# Start of DATA SHOWN

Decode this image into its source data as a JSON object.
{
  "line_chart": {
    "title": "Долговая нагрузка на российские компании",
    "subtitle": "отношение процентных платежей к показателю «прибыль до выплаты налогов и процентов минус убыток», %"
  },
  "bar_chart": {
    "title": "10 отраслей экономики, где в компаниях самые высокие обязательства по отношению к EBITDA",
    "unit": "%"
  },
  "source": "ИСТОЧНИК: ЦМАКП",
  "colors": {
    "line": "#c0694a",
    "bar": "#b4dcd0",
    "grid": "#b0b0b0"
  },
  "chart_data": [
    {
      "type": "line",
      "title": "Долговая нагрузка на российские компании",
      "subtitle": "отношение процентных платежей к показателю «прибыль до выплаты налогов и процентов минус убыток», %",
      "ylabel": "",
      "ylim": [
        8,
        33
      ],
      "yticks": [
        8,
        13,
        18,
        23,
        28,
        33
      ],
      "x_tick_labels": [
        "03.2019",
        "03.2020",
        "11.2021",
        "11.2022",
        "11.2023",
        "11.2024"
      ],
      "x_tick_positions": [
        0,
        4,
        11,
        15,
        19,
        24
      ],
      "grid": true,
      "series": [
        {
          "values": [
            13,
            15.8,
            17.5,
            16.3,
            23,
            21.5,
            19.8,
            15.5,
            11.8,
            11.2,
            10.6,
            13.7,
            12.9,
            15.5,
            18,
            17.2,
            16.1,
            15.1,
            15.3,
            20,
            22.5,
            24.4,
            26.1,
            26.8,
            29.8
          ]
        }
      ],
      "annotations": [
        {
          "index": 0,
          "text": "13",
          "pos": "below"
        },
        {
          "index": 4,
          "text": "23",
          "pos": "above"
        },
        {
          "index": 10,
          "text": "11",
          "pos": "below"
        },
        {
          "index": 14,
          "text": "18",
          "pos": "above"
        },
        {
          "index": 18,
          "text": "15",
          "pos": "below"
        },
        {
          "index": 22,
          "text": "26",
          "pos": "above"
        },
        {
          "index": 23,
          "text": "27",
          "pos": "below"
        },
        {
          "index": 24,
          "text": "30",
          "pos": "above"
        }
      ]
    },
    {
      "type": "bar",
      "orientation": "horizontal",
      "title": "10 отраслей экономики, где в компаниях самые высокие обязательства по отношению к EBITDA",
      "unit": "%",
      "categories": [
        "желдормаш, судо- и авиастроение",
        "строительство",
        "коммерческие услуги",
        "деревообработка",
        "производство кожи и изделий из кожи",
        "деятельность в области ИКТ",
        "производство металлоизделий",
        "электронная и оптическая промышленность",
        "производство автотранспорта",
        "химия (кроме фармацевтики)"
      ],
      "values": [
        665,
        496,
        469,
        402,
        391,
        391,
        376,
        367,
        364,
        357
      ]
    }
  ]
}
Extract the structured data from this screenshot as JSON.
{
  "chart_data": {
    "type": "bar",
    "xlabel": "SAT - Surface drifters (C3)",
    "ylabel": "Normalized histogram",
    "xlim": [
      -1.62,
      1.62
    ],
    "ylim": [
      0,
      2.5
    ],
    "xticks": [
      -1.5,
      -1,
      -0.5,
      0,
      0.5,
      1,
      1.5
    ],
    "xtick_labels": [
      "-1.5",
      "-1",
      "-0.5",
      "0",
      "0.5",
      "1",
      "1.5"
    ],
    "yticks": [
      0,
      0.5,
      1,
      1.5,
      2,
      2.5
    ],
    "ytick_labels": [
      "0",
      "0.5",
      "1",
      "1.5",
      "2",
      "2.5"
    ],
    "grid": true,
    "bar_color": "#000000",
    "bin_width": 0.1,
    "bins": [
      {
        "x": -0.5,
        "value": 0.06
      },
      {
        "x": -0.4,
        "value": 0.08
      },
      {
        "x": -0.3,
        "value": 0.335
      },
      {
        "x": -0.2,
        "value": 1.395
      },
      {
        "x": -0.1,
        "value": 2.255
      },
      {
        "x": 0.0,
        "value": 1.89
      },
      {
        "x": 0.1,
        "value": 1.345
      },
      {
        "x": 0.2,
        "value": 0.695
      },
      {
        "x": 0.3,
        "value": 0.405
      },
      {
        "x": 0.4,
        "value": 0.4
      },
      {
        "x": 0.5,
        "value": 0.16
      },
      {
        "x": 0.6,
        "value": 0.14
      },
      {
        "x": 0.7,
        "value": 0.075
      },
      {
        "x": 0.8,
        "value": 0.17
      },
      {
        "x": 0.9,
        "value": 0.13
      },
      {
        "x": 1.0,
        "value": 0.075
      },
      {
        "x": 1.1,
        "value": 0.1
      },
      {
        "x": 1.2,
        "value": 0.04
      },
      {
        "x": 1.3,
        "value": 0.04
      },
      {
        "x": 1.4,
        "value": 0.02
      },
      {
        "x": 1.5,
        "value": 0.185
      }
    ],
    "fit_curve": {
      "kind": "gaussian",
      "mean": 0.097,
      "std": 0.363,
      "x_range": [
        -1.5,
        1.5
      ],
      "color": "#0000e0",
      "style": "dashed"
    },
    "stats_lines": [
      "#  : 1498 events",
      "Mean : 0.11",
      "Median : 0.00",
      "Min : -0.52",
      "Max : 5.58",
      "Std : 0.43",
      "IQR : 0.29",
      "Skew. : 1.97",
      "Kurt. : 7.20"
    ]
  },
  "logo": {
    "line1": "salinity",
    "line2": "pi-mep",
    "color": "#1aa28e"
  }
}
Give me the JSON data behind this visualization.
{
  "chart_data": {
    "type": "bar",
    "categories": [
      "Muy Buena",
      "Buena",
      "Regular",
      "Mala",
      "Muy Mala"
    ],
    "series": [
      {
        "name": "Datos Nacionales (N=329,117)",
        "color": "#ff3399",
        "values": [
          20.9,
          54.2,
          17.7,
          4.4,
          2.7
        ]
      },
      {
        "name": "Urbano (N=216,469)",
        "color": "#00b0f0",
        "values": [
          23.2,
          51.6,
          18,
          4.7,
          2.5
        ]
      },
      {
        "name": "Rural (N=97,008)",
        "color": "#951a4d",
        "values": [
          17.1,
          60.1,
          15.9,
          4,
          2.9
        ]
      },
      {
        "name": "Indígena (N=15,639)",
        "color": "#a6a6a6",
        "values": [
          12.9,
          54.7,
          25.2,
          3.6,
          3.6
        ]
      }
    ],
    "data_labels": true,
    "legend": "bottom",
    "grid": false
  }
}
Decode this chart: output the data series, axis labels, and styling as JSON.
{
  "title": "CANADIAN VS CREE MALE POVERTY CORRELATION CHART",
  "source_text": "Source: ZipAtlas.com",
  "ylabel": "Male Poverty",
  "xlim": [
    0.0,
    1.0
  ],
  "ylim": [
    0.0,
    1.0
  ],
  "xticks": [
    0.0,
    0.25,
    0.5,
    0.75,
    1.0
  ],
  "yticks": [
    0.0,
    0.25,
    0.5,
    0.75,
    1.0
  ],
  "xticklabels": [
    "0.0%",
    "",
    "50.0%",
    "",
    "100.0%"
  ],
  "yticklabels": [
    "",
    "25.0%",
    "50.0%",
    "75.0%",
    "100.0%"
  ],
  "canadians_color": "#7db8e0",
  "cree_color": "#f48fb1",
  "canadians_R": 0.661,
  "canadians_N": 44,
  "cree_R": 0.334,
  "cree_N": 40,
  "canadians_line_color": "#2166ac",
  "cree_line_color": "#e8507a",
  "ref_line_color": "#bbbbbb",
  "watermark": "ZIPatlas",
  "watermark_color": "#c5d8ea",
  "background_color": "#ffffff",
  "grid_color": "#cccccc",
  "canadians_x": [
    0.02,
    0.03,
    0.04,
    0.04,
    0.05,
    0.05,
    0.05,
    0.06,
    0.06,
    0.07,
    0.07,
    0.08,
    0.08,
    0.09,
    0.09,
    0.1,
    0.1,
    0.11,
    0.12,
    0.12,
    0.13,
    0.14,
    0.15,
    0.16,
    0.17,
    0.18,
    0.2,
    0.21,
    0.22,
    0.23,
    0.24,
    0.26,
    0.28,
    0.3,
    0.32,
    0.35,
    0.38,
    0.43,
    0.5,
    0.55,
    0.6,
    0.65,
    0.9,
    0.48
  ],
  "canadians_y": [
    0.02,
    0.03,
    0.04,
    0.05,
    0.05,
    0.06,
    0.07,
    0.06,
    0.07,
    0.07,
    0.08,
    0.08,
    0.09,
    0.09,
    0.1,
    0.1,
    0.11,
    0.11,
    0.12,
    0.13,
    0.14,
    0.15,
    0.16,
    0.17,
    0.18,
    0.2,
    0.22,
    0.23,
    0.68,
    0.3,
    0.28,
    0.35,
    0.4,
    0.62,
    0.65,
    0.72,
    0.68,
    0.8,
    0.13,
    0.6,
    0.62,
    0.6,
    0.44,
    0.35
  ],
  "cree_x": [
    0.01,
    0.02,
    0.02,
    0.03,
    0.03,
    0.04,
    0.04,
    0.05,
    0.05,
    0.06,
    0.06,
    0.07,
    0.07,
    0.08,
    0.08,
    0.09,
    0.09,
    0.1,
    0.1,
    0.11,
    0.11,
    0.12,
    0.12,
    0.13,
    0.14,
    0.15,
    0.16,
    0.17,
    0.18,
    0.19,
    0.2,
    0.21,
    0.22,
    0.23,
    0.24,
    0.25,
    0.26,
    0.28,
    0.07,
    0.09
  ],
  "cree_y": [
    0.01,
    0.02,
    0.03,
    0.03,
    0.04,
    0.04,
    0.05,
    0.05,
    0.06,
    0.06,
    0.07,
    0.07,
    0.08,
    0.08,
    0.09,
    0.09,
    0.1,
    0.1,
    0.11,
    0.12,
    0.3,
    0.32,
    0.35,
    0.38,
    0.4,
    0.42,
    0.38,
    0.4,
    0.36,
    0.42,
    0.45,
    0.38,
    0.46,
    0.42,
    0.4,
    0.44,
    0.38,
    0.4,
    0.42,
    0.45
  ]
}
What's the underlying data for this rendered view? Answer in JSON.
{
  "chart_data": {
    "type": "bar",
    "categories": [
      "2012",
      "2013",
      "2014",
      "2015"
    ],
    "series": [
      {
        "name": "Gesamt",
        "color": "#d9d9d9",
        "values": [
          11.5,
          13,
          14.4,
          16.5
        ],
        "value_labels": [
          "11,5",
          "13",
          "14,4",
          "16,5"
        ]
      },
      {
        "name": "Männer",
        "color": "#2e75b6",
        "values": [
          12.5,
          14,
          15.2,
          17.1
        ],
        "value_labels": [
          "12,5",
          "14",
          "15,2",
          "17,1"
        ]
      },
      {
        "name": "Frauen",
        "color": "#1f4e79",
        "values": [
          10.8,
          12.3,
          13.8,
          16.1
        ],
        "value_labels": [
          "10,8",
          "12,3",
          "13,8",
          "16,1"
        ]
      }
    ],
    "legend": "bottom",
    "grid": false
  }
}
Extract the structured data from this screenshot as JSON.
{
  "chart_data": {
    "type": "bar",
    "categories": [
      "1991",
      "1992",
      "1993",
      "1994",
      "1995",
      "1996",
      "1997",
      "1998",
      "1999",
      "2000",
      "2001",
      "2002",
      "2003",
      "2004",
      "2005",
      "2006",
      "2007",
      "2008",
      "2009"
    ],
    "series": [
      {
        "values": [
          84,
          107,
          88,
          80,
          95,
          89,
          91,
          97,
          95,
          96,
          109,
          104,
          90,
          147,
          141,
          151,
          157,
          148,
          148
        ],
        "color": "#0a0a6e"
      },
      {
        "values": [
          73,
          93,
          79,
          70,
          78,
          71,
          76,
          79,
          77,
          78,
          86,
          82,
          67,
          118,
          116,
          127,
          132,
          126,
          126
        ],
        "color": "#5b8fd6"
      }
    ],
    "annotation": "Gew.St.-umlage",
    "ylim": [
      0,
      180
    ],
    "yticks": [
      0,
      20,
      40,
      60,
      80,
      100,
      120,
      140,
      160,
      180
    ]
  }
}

# End of DATA SHOWN

From the listing above, copy all lines holding the word "процентных".

    "subtitle": "отношение процентных платежей к показателю «прибыль до выплаты налогов и процентов минус убыток», %"
      "subtitle": "отношение процентных платежей к показателю «прибыль до выплаты налогов и процентов минус убыток», %",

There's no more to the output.